[start of GIVEN DATA]

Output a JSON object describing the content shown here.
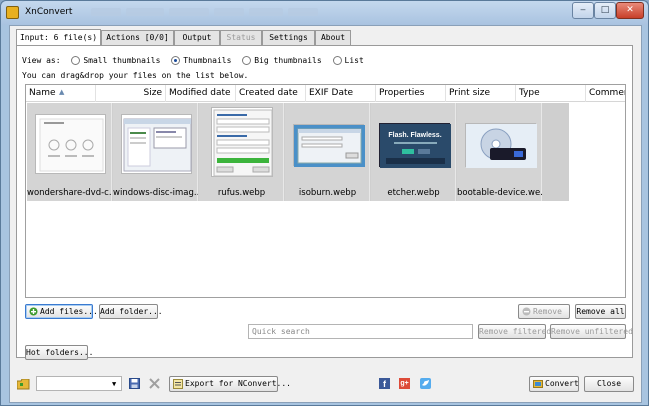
{
  "window": {
    "title": "XnConvert",
    "min_label": "‒",
    "max_label": "□",
    "close_label": "✕"
  },
  "tabs": [
    {
      "label": "Input: 6 file(s)",
      "state": "active"
    },
    {
      "label": "Actions [0/0]",
      "state": "normal"
    },
    {
      "label": "Output",
      "state": "normal"
    },
    {
      "label": "Status",
      "state": "disabled"
    },
    {
      "label": "Settings",
      "state": "normal"
    },
    {
      "label": "About",
      "state": "normal"
    }
  ],
  "view": {
    "label": "View as:",
    "options": [
      {
        "label": "Small thumbnails",
        "checked": false
      },
      {
        "label": "Thumbnails",
        "checked": true
      },
      {
        "label": "Big thumbnails",
        "checked": false
      },
      {
        "label": "List",
        "checked": false
      }
    ],
    "hint": "You can drag&drop your files on the list below."
  },
  "list": {
    "columns": [
      "Name",
      "Size",
      "Modified date",
      "Created date",
      "EXIF Date",
      "Properties",
      "Print size",
      "Type",
      "Commen"
    ],
    "files": [
      {
        "name": "wondershare-dvd-c..."
      },
      {
        "name": "windows-disc-imag..."
      },
      {
        "name": "rufus.webp"
      },
      {
        "name": "isoburn.webp"
      },
      {
        "name": "etcher.webp"
      },
      {
        "name": "bootable-device.we..."
      }
    ],
    "etcher_caption": "Flash. Flawless."
  },
  "buttons": {
    "add_files": "Add files...",
    "add_folder": "Add folder...",
    "remove": "Remove",
    "remove_all": "Remove all",
    "remove_filtered": "Remove filtered",
    "remove_unfiltered": "Remove unfiltered",
    "hot_folders": "Hot folders...",
    "export": "Export for NConvert...",
    "convert": "Convert",
    "close": "Close"
  },
  "search": {
    "placeholder": "Quick search",
    "value": ""
  },
  "preset": {
    "value": ""
  },
  "colors": {
    "accent": "#3a7ad0",
    "titlebar": "#a9c3e0",
    "facebook": "#3b5998",
    "google": "#dd4b39",
    "twitter": "#55acee"
  }
}
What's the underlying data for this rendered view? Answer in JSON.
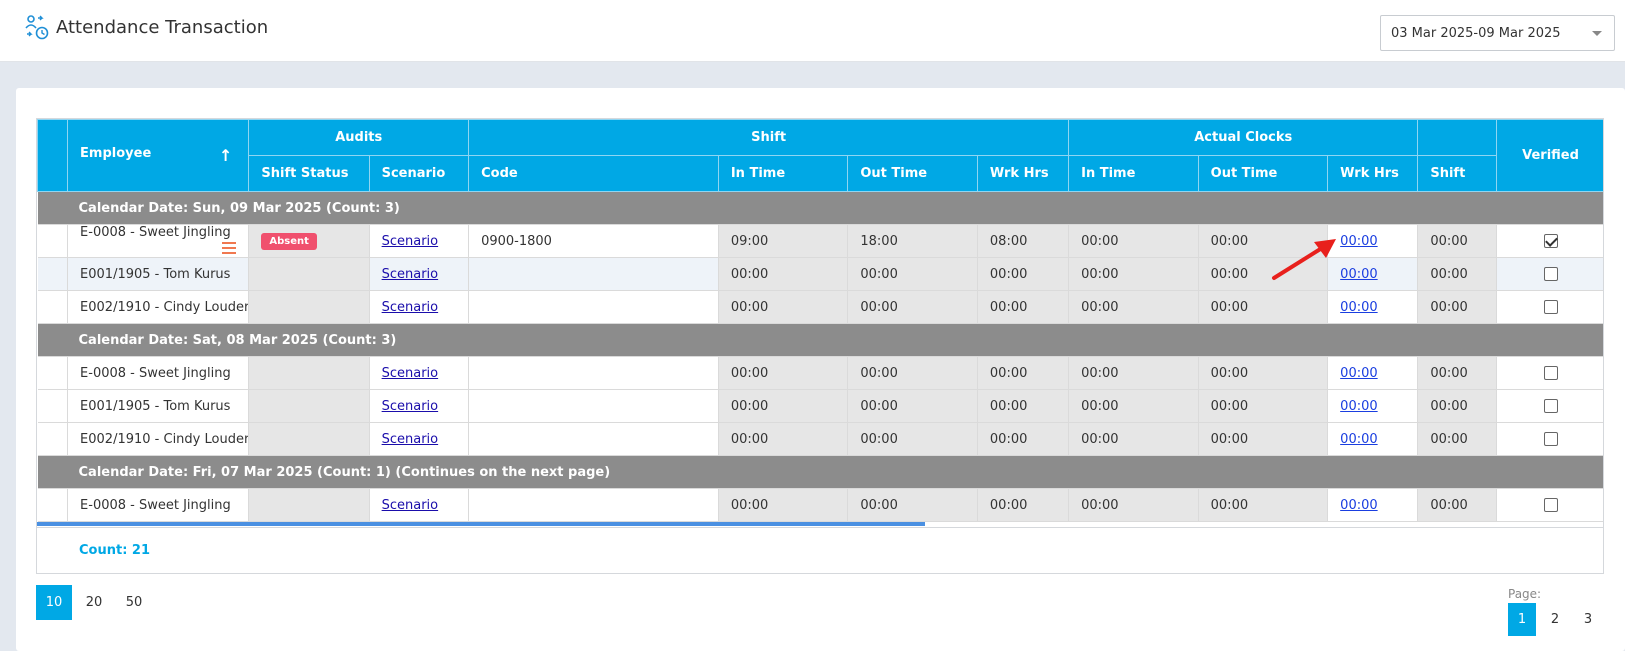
{
  "header": {
    "title": "Attendance Transaction",
    "date_range": "03 Mar 2025-09 Mar 2025"
  },
  "grid": {
    "headers": {
      "employee": "Employee",
      "audits": "Audits",
      "shift": "Shift",
      "actual_clocks": "Actual Clocks",
      "verified": "Verified",
      "shift_status": "Shift Status",
      "scenario": "Scenario",
      "code": "Code",
      "in_time": "In Time",
      "out_time": "Out Time",
      "wrk_hrs": "Wrk Hrs",
      "ac_in_time": "In Time",
      "ac_out_time": "Out Time",
      "ac_wrk_hrs": "Wrk Hrs",
      "ac_shift": "Shift"
    },
    "groups": [
      {
        "label": "Calendar Date: Sun, 09 Mar 2025 (Count: 3)",
        "rows": [
          {
            "employee": "E-0008 - Sweet Jingling",
            "status": "Absent",
            "scenario": "Scenario",
            "code": "0900-1800",
            "in": "09:00",
            "out": "18:00",
            "wrk": "08:00",
            "ac_in": "00:00",
            "ac_out": "00:00",
            "ac_wrk": "00:00",
            "ac_shift": "00:00",
            "verified": true
          },
          {
            "employee": "E001/1905 - Tom Kurus",
            "status": "",
            "scenario": "Scenario",
            "code": "",
            "in": "00:00",
            "out": "00:00",
            "wrk": "00:00",
            "ac_in": "00:00",
            "ac_out": "00:00",
            "ac_wrk": "00:00",
            "ac_shift": "00:00",
            "verified": false
          },
          {
            "employee": "E002/1910 - Cindy Louder",
            "status": "",
            "scenario": "Scenario",
            "code": "",
            "in": "00:00",
            "out": "00:00",
            "wrk": "00:00",
            "ac_in": "00:00",
            "ac_out": "00:00",
            "ac_wrk": "00:00",
            "ac_shift": "00:00",
            "verified": false
          }
        ]
      },
      {
        "label": "Calendar Date: Sat, 08 Mar 2025 (Count: 3)",
        "rows": [
          {
            "employee": "E-0008 - Sweet Jingling",
            "status": "",
            "scenario": "Scenario",
            "code": "",
            "in": "00:00",
            "out": "00:00",
            "wrk": "00:00",
            "ac_in": "00:00",
            "ac_out": "00:00",
            "ac_wrk": "00:00",
            "ac_shift": "00:00",
            "verified": false
          },
          {
            "employee": "E001/1905 - Tom Kurus",
            "status": "",
            "scenario": "Scenario",
            "code": "",
            "in": "00:00",
            "out": "00:00",
            "wrk": "00:00",
            "ac_in": "00:00",
            "ac_out": "00:00",
            "ac_wrk": "00:00",
            "ac_shift": "00:00",
            "verified": false
          },
          {
            "employee": "E002/1910 - Cindy Louder",
            "status": "",
            "scenario": "Scenario",
            "code": "",
            "in": "00:00",
            "out": "00:00",
            "wrk": "00:00",
            "ac_in": "00:00",
            "ac_out": "00:00",
            "ac_wrk": "00:00",
            "ac_shift": "00:00",
            "verified": false
          }
        ]
      },
      {
        "label": "Calendar Date: Fri, 07 Mar 2025 (Count: 1) (Continues on the next page)",
        "rows": [
          {
            "employee": "E-0008 - Sweet Jingling",
            "status": "",
            "scenario": "Scenario",
            "code": "",
            "in": "00:00",
            "out": "00:00",
            "wrk": "00:00",
            "ac_in": "00:00",
            "ac_out": "00:00",
            "ac_wrk": "00:00",
            "ac_shift": "00:00",
            "verified": false
          }
        ]
      }
    ],
    "count": "Count: 21"
  },
  "pager": {
    "sizes": [
      "10",
      "20",
      "50"
    ],
    "active_size": "10",
    "page_label": "Page:",
    "pages": [
      "1",
      "2",
      "3"
    ],
    "active_page": "1"
  },
  "colors": {
    "header_blue": "#00a8e5",
    "group_gray": "#8c8c8c",
    "absent_badge": "#f0506e",
    "annotation_arrow": "#e8201c"
  },
  "icons": {
    "app": "attendance-icon",
    "row_menu": "hamburger-menu-icon",
    "dropdown": "chevron-down-icon",
    "sort": "sort-arrow-up-icon",
    "annotation": "red-arrow-pointer"
  }
}
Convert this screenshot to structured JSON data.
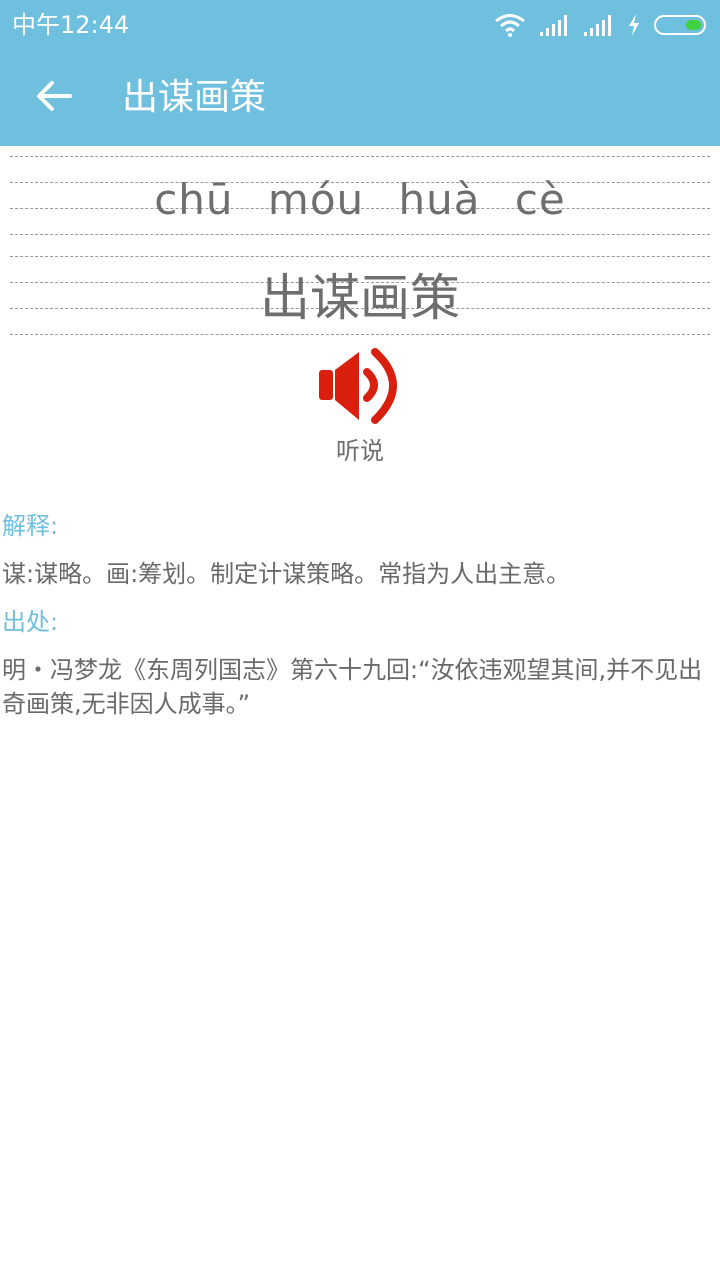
{
  "status_bar": {
    "time": "中午12:44",
    "icons": [
      "wifi-icon",
      "signal-icon",
      "signal-icon",
      "charging-icon",
      "battery-icon"
    ]
  },
  "app_bar": {
    "title": "出谋画策",
    "back_icon": "back-arrow-icon"
  },
  "hero": {
    "pinyin": [
      "chū",
      "móu",
      "huà",
      "cè"
    ],
    "idiom": "出谋画策"
  },
  "audio": {
    "label": "听说",
    "icon": "speaker-icon"
  },
  "definition": {
    "heading": "解释:",
    "text": "谋:谋略。画:筹划。制定计谋策略。常指为人出主意。"
  },
  "source": {
    "heading": "出处:",
    "text": "明・冯梦龙《东周列国志》第六十九回:“汝依违观望其间,并不见出奇画策,无非因人成事。”"
  },
  "colors": {
    "accent": "#6fbfde",
    "text": "#6a6a6a",
    "speaker": "#d9200f"
  }
}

[end of GIVEN DATA]

> PROMPT
Here the job is to quote the lines from the one with "Convert this screenshot" through the end of the material, both included, exactly; please skip the pictures.

> ANSWER TO THIS TASK
Convert this screenshot to structured JSON data.
{
  "status_bar": {
    "time": "中午12:44",
    "icons": [
      "wifi-icon",
      "signal-icon",
      "signal-icon",
      "charging-icon",
      "battery-icon"
    ]
  },
  "app_bar": {
    "title": "出谋画策",
    "back_icon": "back-arrow-icon"
  },
  "hero": {
    "pinyin": [
      "chū",
      "móu",
      "huà",
      "cè"
    ],
    "idiom": "出谋画策"
  },
  "audio": {
    "label": "听说",
    "icon": "speaker-icon"
  },
  "definition": {
    "heading": "解释:",
    "text": "谋:谋略。画:筹划。制定计谋策略。常指为人出主意。"
  },
  "source": {
    "heading": "出处:",
    "text": "明・冯梦龙《东周列国志》第六十九回:“汝依违观望其间,并不见出奇画策,无非因人成事。”"
  },
  "colors": {
    "accent": "#6fbfde",
    "text": "#6a6a6a",
    "speaker": "#d9200f"
  }
}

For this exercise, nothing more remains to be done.